- _Task instructions_: In this exercise, return the whole listing exactly, excluding any images.

- _Extracted entries_:

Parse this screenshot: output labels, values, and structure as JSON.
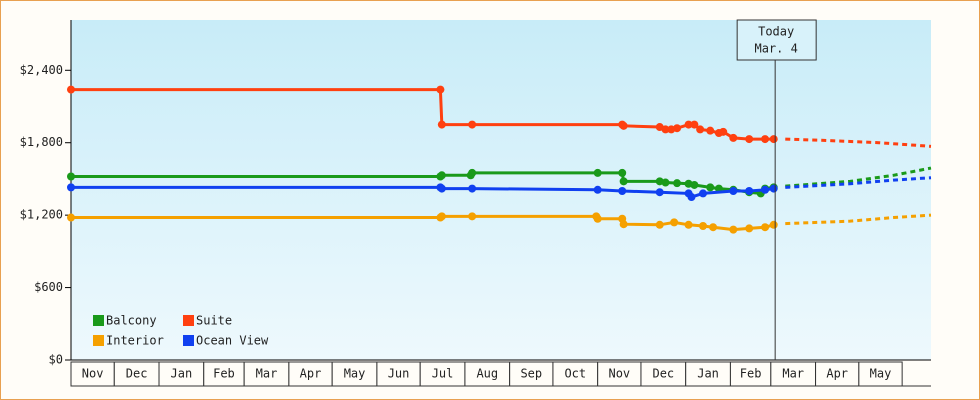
{
  "chart_data": {
    "type": "line",
    "ylim": [
      0,
      2800
    ],
    "yticks": [
      {
        "value": 0,
        "label": "$0"
      },
      {
        "value": 600,
        "label": "$600"
      },
      {
        "value": 1200,
        "label": "$1,200"
      },
      {
        "value": 1800,
        "label": "$1,800"
      },
      {
        "value": 2400,
        "label": "$2,400"
      }
    ],
    "xlim": [
      0,
      596
    ],
    "xticks": [
      {
        "value": 0,
        "label": "Nov"
      },
      {
        "value": 30,
        "label": "Dec"
      },
      {
        "value": 61,
        "label": "Jan"
      },
      {
        "value": 92,
        "label": "Feb"
      },
      {
        "value": 120,
        "label": "Mar"
      },
      {
        "value": 151,
        "label": "Apr"
      },
      {
        "value": 181,
        "label": "May"
      },
      {
        "value": 212,
        "label": "Jun"
      },
      {
        "value": 242,
        "label": "Jul"
      },
      {
        "value": 273,
        "label": "Aug"
      },
      {
        "value": 304,
        "label": "Sep"
      },
      {
        "value": 334,
        "label": "Oct"
      },
      {
        "value": 365,
        "label": "Nov"
      },
      {
        "value": 395,
        "label": "Dec"
      },
      {
        "value": 426,
        "label": "Jan"
      },
      {
        "value": 457,
        "label": "Feb"
      },
      {
        "value": 485,
        "label": "Mar"
      },
      {
        "value": 516,
        "label": "Apr"
      },
      {
        "value": 546,
        "label": "May"
      }
    ],
    "today": {
      "x": 488,
      "label": "Today",
      "date": "Mar. 4"
    },
    "series": [
      {
        "name": "Balcony",
        "color": "#1a9a1a",
        "x": [
          0,
          256,
          257,
          277,
          278,
          365,
          382,
          383,
          408,
          412,
          420,
          428,
          432,
          443,
          449,
          459,
          470,
          478,
          481,
          487
        ],
        "values": [
          1520,
          1520,
          1530,
          1530,
          1550,
          1550,
          1550,
          1480,
          1480,
          1470,
          1465,
          1460,
          1450,
          1430,
          1420,
          1410,
          1390,
          1380,
          1420,
          1430
        ],
        "projection": {
          "x": [
            495,
            540,
            570,
            596
          ],
          "values": [
            1440,
            1480,
            1530,
            1590
          ]
        }
      },
      {
        "name": "Suite",
        "color": "#ff4010",
        "x": [
          0,
          256,
          257,
          278,
          382,
          383,
          408,
          412,
          416,
          420,
          428,
          432,
          436,
          443,
          449,
          452,
          459,
          470,
          481,
          487
        ],
        "values": [
          2240,
          2240,
          1950,
          1950,
          1950,
          1940,
          1930,
          1910,
          1910,
          1920,
          1950,
          1950,
          1910,
          1900,
          1880,
          1890,
          1840,
          1830,
          1830,
          1830
        ],
        "projection": {
          "x": [
            495,
            520,
            560,
            596
          ],
          "values": [
            1830,
            1820,
            1800,
            1770
          ]
        }
      },
      {
        "name": "Interior",
        "color": "#f5a000",
        "x": [
          0,
          256,
          257,
          278,
          364,
          365,
          382,
          383,
          408,
          418,
          428,
          438,
          445,
          459,
          470,
          481,
          487
        ],
        "values": [
          1180,
          1180,
          1190,
          1190,
          1190,
          1170,
          1170,
          1125,
          1120,
          1140,
          1120,
          1110,
          1100,
          1080,
          1090,
          1100,
          1120
        ],
        "projection": {
          "x": [
            495,
            540,
            570,
            596
          ],
          "values": [
            1130,
            1150,
            1180,
            1200
          ]
        }
      },
      {
        "name": "Ocean View",
        "color": "#1040f0",
        "x": [
          0,
          256,
          257,
          278,
          365,
          382,
          408,
          428,
          430,
          438,
          459,
          470,
          481,
          487
        ],
        "values": [
          1430,
          1430,
          1420,
          1420,
          1410,
          1400,
          1390,
          1380,
          1350,
          1380,
          1400,
          1400,
          1410,
          1420
        ],
        "projection": {
          "x": [
            495,
            540,
            570,
            596
          ],
          "values": [
            1430,
            1460,
            1490,
            1510
          ]
        }
      }
    ]
  }
}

- _Problem solution_:
Parse this screenshot: output labels, values, and structure as JSON.
{
  "chart_data": {
    "type": "line",
    "ylim": [
      0,
      2800
    ],
    "yticks": [
      {
        "value": 0,
        "label": "$0"
      },
      {
        "value": 600,
        "label": "$600"
      },
      {
        "value": 1200,
        "label": "$1,200"
      },
      {
        "value": 1800,
        "label": "$1,800"
      },
      {
        "value": 2400,
        "label": "$2,400"
      }
    ],
    "xlim": [
      0,
      596
    ],
    "xticks": [
      {
        "value": 0,
        "label": "Nov"
      },
      {
        "value": 30,
        "label": "Dec"
      },
      {
        "value": 61,
        "label": "Jan"
      },
      {
        "value": 92,
        "label": "Feb"
      },
      {
        "value": 120,
        "label": "Mar"
      },
      {
        "value": 151,
        "label": "Apr"
      },
      {
        "value": 181,
        "label": "May"
      },
      {
        "value": 212,
        "label": "Jun"
      },
      {
        "value": 242,
        "label": "Jul"
      },
      {
        "value": 273,
        "label": "Aug"
      },
      {
        "value": 304,
        "label": "Sep"
      },
      {
        "value": 334,
        "label": "Oct"
      },
      {
        "value": 365,
        "label": "Nov"
      },
      {
        "value": 395,
        "label": "Dec"
      },
      {
        "value": 426,
        "label": "Jan"
      },
      {
        "value": 457,
        "label": "Feb"
      },
      {
        "value": 485,
        "label": "Mar"
      },
      {
        "value": 516,
        "label": "Apr"
      },
      {
        "value": 546,
        "label": "May"
      }
    ],
    "today": {
      "x": 488,
      "label": "Today",
      "date": "Mar. 4"
    },
    "series": [
      {
        "name": "Balcony",
        "color": "#1a9a1a",
        "x": [
          0,
          256,
          257,
          277,
          278,
          365,
          382,
          383,
          408,
          412,
          420,
          428,
          432,
          443,
          449,
          459,
          470,
          478,
          481,
          487
        ],
        "values": [
          1520,
          1520,
          1530,
          1530,
          1550,
          1550,
          1550,
          1480,
          1480,
          1470,
          1465,
          1460,
          1450,
          1430,
          1420,
          1410,
          1390,
          1380,
          1420,
          1430
        ],
        "projection": {
          "x": [
            495,
            540,
            570,
            596
          ],
          "values": [
            1440,
            1480,
            1530,
            1590
          ]
        }
      },
      {
        "name": "Suite",
        "color": "#ff4010",
        "x": [
          0,
          256,
          257,
          278,
          382,
          383,
          408,
          412,
          416,
          420,
          428,
          432,
          436,
          443,
          449,
          452,
          459,
          470,
          481,
          487
        ],
        "values": [
          2240,
          2240,
          1950,
          1950,
          1950,
          1940,
          1930,
          1910,
          1910,
          1920,
          1950,
          1950,
          1910,
          1900,
          1880,
          1890,
          1840,
          1830,
          1830,
          1830
        ],
        "projection": {
          "x": [
            495,
            520,
            560,
            596
          ],
          "values": [
            1830,
            1820,
            1800,
            1770
          ]
        }
      },
      {
        "name": "Interior",
        "color": "#f5a000",
        "x": [
          0,
          256,
          257,
          278,
          364,
          365,
          382,
          383,
          408,
          418,
          428,
          438,
          445,
          459,
          470,
          481,
          487
        ],
        "values": [
          1180,
          1180,
          1190,
          1190,
          1190,
          1170,
          1170,
          1125,
          1120,
          1140,
          1120,
          1110,
          1100,
          1080,
          1090,
          1100,
          1120
        ],
        "projection": {
          "x": [
            495,
            540,
            570,
            596
          ],
          "values": [
            1130,
            1150,
            1180,
            1200
          ]
        }
      },
      {
        "name": "Ocean View",
        "color": "#1040f0",
        "x": [
          0,
          256,
          257,
          278,
          365,
          382,
          408,
          428,
          430,
          438,
          459,
          470,
          481,
          487
        ],
        "values": [
          1430,
          1430,
          1420,
          1420,
          1410,
          1400,
          1390,
          1380,
          1350,
          1380,
          1400,
          1400,
          1410,
          1420
        ],
        "projection": {
          "x": [
            495,
            540,
            570,
            596
          ],
          "values": [
            1430,
            1460,
            1490,
            1510
          ]
        }
      }
    ]
  }
}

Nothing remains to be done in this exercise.